■ The exercise:
The records below are to be quoted in full; please keep every word exact.

■ Data:
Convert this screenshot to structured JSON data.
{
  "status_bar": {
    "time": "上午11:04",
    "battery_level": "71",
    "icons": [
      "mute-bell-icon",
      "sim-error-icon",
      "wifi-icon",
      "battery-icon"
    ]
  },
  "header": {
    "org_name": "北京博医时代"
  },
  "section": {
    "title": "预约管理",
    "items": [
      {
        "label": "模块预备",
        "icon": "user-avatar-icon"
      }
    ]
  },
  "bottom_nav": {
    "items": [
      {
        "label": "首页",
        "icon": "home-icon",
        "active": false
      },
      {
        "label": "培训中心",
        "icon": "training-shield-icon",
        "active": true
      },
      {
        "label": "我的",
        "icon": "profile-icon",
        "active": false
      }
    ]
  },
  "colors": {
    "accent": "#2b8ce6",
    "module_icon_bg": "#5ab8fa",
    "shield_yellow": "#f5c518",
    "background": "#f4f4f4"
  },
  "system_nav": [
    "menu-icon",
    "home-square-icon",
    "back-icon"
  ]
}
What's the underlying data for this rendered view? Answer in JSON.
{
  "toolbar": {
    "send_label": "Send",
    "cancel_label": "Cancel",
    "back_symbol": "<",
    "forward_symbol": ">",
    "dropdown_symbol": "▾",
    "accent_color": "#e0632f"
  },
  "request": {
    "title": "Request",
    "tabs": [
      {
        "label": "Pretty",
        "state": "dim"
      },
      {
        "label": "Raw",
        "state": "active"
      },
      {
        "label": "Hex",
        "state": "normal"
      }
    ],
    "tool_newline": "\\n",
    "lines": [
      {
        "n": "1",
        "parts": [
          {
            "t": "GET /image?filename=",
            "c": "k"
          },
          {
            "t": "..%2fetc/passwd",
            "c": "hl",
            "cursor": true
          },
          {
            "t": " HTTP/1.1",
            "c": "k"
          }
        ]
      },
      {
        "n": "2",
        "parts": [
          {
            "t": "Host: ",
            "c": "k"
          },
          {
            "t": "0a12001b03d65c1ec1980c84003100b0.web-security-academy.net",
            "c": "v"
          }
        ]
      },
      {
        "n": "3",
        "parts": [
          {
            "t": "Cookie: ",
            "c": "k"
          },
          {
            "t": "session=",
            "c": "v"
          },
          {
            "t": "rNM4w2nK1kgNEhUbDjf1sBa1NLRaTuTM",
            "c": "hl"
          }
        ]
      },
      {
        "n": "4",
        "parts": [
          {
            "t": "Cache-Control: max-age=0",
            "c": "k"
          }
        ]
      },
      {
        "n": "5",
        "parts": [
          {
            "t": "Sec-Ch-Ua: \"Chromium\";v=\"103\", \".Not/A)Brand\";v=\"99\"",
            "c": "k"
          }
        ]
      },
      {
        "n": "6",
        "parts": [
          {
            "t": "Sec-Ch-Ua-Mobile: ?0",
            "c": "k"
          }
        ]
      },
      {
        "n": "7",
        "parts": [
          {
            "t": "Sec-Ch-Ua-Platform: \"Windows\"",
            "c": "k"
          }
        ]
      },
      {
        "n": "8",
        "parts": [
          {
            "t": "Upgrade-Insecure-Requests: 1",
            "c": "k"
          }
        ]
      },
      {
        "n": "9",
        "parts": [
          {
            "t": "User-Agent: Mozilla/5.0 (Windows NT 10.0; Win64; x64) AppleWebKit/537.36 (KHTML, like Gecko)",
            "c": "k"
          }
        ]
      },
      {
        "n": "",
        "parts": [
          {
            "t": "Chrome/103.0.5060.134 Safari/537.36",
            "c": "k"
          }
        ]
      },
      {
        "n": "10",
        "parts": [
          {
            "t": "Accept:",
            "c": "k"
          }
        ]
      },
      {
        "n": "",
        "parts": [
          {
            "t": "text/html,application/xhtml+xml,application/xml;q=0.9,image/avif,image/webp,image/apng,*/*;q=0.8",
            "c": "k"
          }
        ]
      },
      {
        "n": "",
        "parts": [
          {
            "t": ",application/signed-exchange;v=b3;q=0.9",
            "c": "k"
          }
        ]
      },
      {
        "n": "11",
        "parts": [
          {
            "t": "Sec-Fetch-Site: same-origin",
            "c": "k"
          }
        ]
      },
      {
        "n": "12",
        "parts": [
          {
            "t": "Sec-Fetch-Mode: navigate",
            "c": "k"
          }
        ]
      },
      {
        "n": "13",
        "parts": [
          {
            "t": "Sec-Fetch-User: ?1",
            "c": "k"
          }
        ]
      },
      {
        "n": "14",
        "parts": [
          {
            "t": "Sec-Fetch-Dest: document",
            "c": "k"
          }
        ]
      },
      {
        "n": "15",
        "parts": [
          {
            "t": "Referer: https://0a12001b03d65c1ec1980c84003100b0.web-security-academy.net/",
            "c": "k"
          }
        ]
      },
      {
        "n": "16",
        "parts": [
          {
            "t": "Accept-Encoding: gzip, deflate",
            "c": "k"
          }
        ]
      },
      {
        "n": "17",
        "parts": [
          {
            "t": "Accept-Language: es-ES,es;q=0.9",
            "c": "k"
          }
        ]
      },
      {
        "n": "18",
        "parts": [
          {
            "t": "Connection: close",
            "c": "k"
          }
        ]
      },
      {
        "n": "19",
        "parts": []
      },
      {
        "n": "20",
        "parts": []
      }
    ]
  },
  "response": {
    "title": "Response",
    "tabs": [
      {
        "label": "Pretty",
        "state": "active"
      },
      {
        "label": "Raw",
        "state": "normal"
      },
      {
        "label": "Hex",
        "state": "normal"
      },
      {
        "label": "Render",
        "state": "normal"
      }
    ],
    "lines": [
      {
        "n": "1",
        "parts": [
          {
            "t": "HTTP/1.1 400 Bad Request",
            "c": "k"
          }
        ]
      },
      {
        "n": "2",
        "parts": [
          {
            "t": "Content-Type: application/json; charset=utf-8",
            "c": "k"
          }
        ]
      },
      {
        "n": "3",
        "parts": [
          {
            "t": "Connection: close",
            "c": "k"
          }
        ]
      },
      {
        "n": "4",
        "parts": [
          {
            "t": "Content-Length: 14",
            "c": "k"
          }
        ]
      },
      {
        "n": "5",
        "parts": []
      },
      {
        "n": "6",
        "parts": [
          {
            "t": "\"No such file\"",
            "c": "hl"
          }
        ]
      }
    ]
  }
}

■ Reply to the exercise:
Convert this screenshot to structured JSON data.
{
  "status_bar": {
    "time": "上午11:04",
    "battery_level": "71",
    "icons": [
      "mute-bell-icon",
      "sim-error-icon",
      "wifi-icon",
      "battery-icon"
    ]
  },
  "header": {
    "org_name": "北京博医时代"
  },
  "section": {
    "title": "预约管理",
    "items": [
      {
        "label": "模块预备",
        "icon": "user-avatar-icon"
      }
    ]
  },
  "bottom_nav": {
    "items": [
      {
        "label": "首页",
        "icon": "home-icon",
        "active": false
      },
      {
        "label": "培训中心",
        "icon": "training-shield-icon",
        "active": true
      },
      {
        "label": "我的",
        "icon": "profile-icon",
        "active": false
      }
    ]
  },
  "colors": {
    "accent": "#2b8ce6",
    "module_icon_bg": "#5ab8fa",
    "shield_yellow": "#f5c518",
    "background": "#f4f4f4"
  },
  "system_nav": [
    "menu-icon",
    "home-square-icon",
    "back-icon"
  ]
}
What's the underlying data for this rendered view? Answer in JSON.
{
  "toolbar": {
    "send_label": "Send",
    "cancel_label": "Cancel",
    "back_symbol": "<",
    "forward_symbol": ">",
    "dropdown_symbol": "▾",
    "accent_color": "#e0632f"
  },
  "request": {
    "title": "Request",
    "tabs": [
      {
        "label": "Pretty",
        "state": "dim"
      },
      {
        "label": "Raw",
        "state": "active"
      },
      {
        "label": "Hex",
        "state": "normal"
      }
    ],
    "tool_newline": "\\n",
    "lines": [
      {
        "n": "1",
        "parts": [
          {
            "t": "GET /image?filename=",
            "c": "k"
          },
          {
            "t": "..%2fetc/passwd",
            "c": "hl",
            "cursor": true
          },
          {
            "t": " HTTP/1.1",
            "c": "k"
          }
        ]
      },
      {
        "n": "2",
        "parts": [
          {
            "t": "Host: ",
            "c": "k"
          },
          {
            "t": "0a12001b03d65c1ec1980c84003100b0.web-security-academy.net",
            "c": "v"
          }
        ]
      },
      {
        "n": "3",
        "parts": [
          {
            "t": "Cookie: ",
            "c": "k"
          },
          {
            "t": "session=",
            "c": "v"
          },
          {
            "t": "rNM4w2nK1kgNEhUbDjf1sBa1NLRaTuTM",
            "c": "hl"
          }
        ]
      },
      {
        "n": "4",
        "parts": [
          {
            "t": "Cache-Control: max-age=0",
            "c": "k"
          }
        ]
      },
      {
        "n": "5",
        "parts": [
          {
            "t": "Sec-Ch-Ua: \"Chromium\";v=\"103\", \".Not/A)Brand\";v=\"99\"",
            "c": "k"
          }
        ]
      },
      {
        "n": "6",
        "parts": [
          {
            "t": "Sec-Ch-Ua-Mobile: ?0",
            "c": "k"
          }
        ]
      },
      {
        "n": "7",
        "parts": [
          {
            "t": "Sec-Ch-Ua-Platform: \"Windows\"",
            "c": "k"
          }
        ]
      },
      {
        "n": "8",
        "parts": [
          {
            "t": "Upgrade-Insecure-Requests: 1",
            "c": "k"
          }
        ]
      },
      {
        "n": "9",
        "parts": [
          {
            "t": "User-Agent: Mozilla/5.0 (Windows NT 10.0; Win64; x64) AppleWebKit/537.36 (KHTML, like Gecko)",
            "c": "k"
          }
        ]
      },
      {
        "n": "",
        "parts": [
          {
            "t": "Chrome/103.0.5060.134 Safari/537.36",
            "c": "k"
          }
        ]
      },
      {
        "n": "10",
        "parts": [
          {
            "t": "Accept:",
            "c": "k"
          }
        ]
      },
      {
        "n": "",
        "parts": [
          {
            "t": "text/html,application/xhtml+xml,application/xml;q=0.9,image/avif,image/webp,image/apng,*/*;q=0.8",
            "c": "k"
          }
        ]
      },
      {
        "n": "",
        "parts": [
          {
            "t": ",application/signed-exchange;v=b3;q=0.9",
            "c": "k"
          }
        ]
      },
      {
        "n": "11",
        "parts": [
          {
            "t": "Sec-Fetch-Site: same-origin",
            "c": "k"
          }
        ]
      },
      {
        "n": "12",
        "parts": [
          {
            "t": "Sec-Fetch-Mode: navigate",
            "c": "k"
          }
        ]
      },
      {
        "n": "13",
        "parts": [
          {
            "t": "Sec-Fetch-User: ?1",
            "c": "k"
          }
        ]
      },
      {
        "n": "14",
        "parts": [
          {
            "t": "Sec-Fetch-Dest: document",
            "c": "k"
          }
        ]
      },
      {
        "n": "15",
        "parts": [
          {
            "t": "Referer: https://0a12001b03d65c1ec1980c84003100b0.web-security-academy.net/",
            "c": "k"
          }
        ]
      },
      {
        "n": "16",
        "parts": [
          {
            "t": "Accept-Encoding: gzip, deflate",
            "c": "k"
          }
        ]
      },
      {
        "n": "17",
        "parts": [
          {
            "t": "Accept-Language: es-ES,es;q=0.9",
            "c": "k"
          }
        ]
      },
      {
        "n": "18",
        "parts": [
          {
            "t": "Connection: close",
            "c": "k"
          }
        ]
      },
      {
        "n": "19",
        "parts": []
      },
      {
        "n": "20",
        "parts": []
      }
    ]
  },
  "response": {
    "title": "Response",
    "tabs": [
      {
        "label": "Pretty",
        "state": "active"
      },
      {
        "label": "Raw",
        "state": "normal"
      },
      {
        "label": "Hex",
        "state": "normal"
      },
      {
        "label": "Render",
        "state": "normal"
      }
    ],
    "lines": [
      {
        "n": "1",
        "parts": [
          {
            "t": "HTTP/1.1 400 Bad Request",
            "c": "k"
          }
        ]
      },
      {
        "n": "2",
        "parts": [
          {
            "t": "Content-Type: application/json; charset=utf-8",
            "c": "k"
          }
        ]
      },
      {
        "n": "3",
        "parts": [
          {
            "t": "Connection: close",
            "c": "k"
          }
        ]
      },
      {
        "n": "4",
        "parts": [
          {
            "t": "Content-Length: 14",
            "c": "k"
          }
        ]
      },
      {
        "n": "5",
        "parts": []
      },
      {
        "n": "6",
        "parts": [
          {
            "t": "\"No such file\"",
            "c": "hl"
          }
        ]
      }
    ]
  }
}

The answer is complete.